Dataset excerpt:
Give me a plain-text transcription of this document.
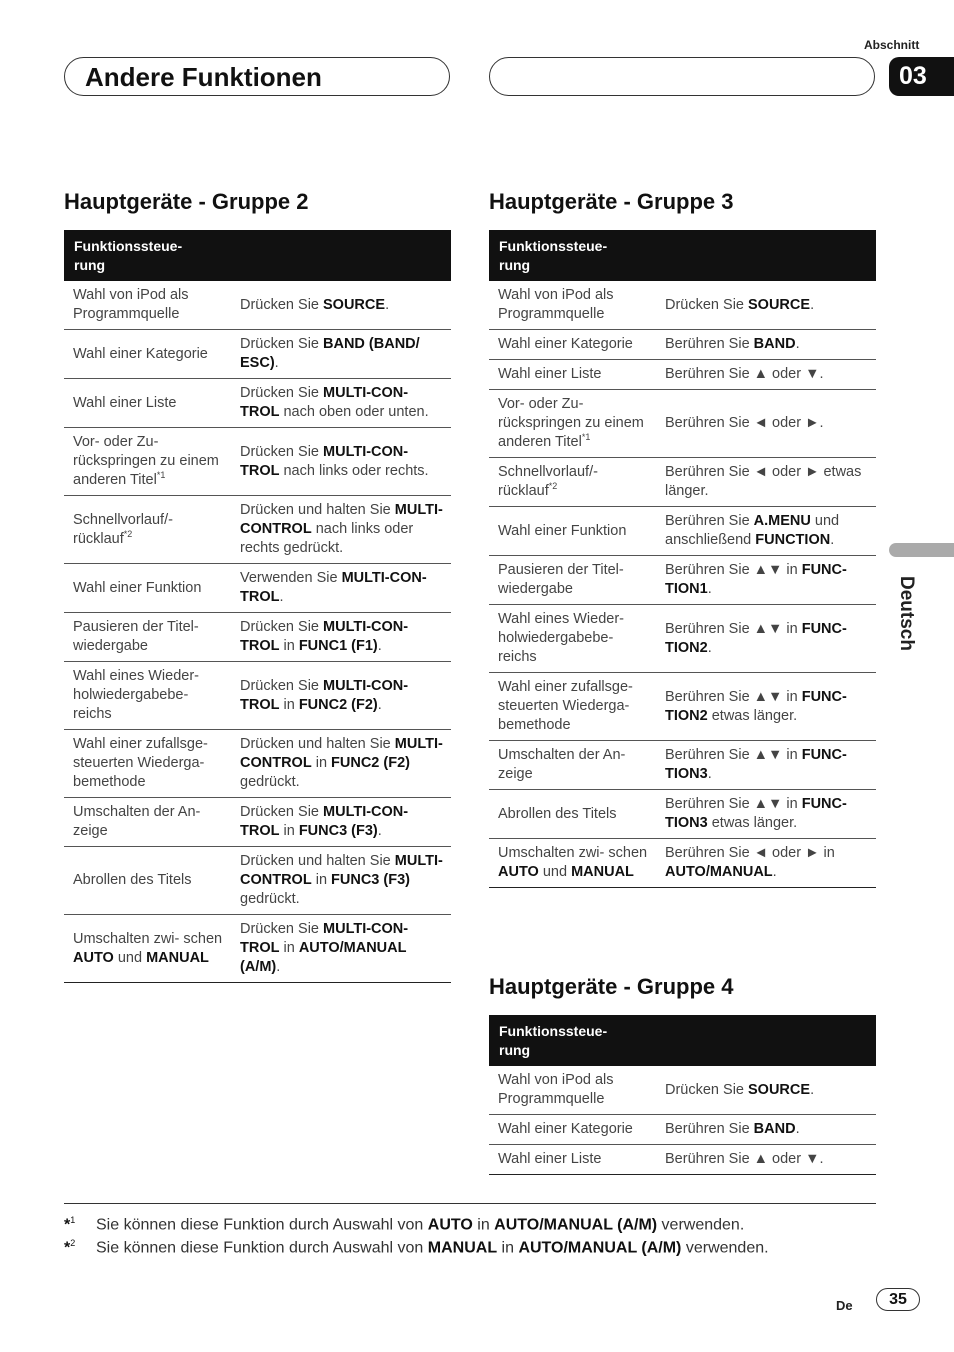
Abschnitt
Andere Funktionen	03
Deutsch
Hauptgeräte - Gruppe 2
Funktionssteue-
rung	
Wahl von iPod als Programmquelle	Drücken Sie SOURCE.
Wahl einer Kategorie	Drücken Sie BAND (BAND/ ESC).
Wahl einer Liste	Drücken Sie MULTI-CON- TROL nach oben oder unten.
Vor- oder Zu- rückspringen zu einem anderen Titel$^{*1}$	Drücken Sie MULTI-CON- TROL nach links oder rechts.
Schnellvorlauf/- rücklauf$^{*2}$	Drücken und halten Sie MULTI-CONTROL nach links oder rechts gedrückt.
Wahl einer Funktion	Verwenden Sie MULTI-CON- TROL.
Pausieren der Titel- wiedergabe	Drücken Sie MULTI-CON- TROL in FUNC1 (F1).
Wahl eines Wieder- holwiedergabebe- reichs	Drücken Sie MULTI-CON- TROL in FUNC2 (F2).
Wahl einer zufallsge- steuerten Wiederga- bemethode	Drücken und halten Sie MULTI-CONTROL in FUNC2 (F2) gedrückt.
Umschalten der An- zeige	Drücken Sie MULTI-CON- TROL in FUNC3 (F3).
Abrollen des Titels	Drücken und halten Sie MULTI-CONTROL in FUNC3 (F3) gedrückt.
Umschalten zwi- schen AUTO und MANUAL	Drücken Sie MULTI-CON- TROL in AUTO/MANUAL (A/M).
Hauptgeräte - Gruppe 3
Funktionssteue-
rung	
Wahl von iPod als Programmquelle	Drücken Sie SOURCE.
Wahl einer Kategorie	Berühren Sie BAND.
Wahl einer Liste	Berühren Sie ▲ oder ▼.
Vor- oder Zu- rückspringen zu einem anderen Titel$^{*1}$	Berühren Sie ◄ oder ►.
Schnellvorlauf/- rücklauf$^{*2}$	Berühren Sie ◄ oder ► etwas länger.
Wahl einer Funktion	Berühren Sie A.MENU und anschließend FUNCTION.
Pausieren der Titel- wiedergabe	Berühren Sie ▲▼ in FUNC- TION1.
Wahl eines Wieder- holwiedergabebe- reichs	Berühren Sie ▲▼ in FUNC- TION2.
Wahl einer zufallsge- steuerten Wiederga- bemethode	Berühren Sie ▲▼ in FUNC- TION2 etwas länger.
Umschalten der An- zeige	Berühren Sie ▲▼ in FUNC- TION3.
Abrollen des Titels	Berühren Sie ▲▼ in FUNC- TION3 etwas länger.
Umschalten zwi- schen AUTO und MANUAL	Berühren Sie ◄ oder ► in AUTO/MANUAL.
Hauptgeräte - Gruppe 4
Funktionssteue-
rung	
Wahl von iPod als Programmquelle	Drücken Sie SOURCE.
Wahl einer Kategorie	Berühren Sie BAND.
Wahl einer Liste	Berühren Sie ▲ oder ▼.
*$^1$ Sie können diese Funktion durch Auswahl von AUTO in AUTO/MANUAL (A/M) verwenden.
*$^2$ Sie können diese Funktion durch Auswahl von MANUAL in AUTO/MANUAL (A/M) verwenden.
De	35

• Written problem
Transcribe the whole listing exactly. Pictures stay out of your copy.

• Output of the task
Give me a plain-text transcription of this document.
Abschnitt
Andere Funktionen	03
Deutsch
Hauptgeräte - Gruppe 2
Funktionssteue-
rung	
Wahl von iPod als Programmquelle	Drücken Sie SOURCE.
Wahl einer Kategorie	Drücken Sie BAND (BAND/ ESC).
Wahl einer Liste	Drücken Sie MULTI-CON- TROL nach oben oder unten.
Vor- oder Zu- rückspringen zu einem anderen Titel$^{*1}$	Drücken Sie MULTI-CON- TROL nach links oder rechts.
Schnellvorlauf/- rücklauf$^{*2}$	Drücken und halten Sie MULTI-CONTROL nach links oder rechts gedrückt.
Wahl einer Funktion	Verwenden Sie MULTI-CON- TROL.
Pausieren der Titel- wiedergabe	Drücken Sie MULTI-CON- TROL in FUNC1 (F1).
Wahl eines Wieder- holwiedergabebe- reichs	Drücken Sie MULTI-CON- TROL in FUNC2 (F2).
Wahl einer zufallsge- steuerten Wiederga- bemethode	Drücken und halten Sie MULTI-CONTROL in FUNC2 (F2) gedrückt.
Umschalten der An- zeige	Drücken Sie MULTI-CON- TROL in FUNC3 (F3).
Abrollen des Titels	Drücken und halten Sie MULTI-CONTROL in FUNC3 (F3) gedrückt.
Umschalten zwi- schen AUTO und MANUAL	Drücken Sie MULTI-CON- TROL in AUTO/MANUAL (A/M).
Hauptgeräte - Gruppe 3
Funktionssteue-
rung	
Wahl von iPod als Programmquelle	Drücken Sie SOURCE.
Wahl einer Kategorie	Berühren Sie BAND.
Wahl einer Liste	Berühren Sie ▲ oder ▼.
Vor- oder Zu- rückspringen zu einem anderen Titel$^{*1}$	Berühren Sie ◄ oder ►.
Schnellvorlauf/- rücklauf$^{*2}$	Berühren Sie ◄ oder ► etwas länger.
Wahl einer Funktion	Berühren Sie A.MENU und anschließend FUNCTION.
Pausieren der Titel- wiedergabe	Berühren Sie ▲▼ in FUNC- TION1.
Wahl eines Wieder- holwiedergabebe- reichs	Berühren Sie ▲▼ in FUNC- TION2.
Wahl einer zufallsge- steuerten Wiederga- bemethode	Berühren Sie ▲▼ in FUNC- TION2 etwas länger.
Umschalten der An- zeige	Berühren Sie ▲▼ in FUNC- TION3.
Abrollen des Titels	Berühren Sie ▲▼ in FUNC- TION3 etwas länger.
Umschalten zwi- schen AUTO und MANUAL	Berühren Sie ◄ oder ► in AUTO/MANUAL.
Hauptgeräte - Gruppe 4
Funktionssteue-
rung	
Wahl von iPod als Programmquelle	Drücken Sie SOURCE.
Wahl einer Kategorie	Berühren Sie BAND.
Wahl einer Liste	Berühren Sie ▲ oder ▼.
*$^1$ Sie können diese Funktion durch Auswahl von AUTO in AUTO/MANUAL (A/M) verwenden.
*$^2$ Sie können diese Funktion durch Auswahl von MANUAL in AUTO/MANUAL (A/M) verwenden.
De	35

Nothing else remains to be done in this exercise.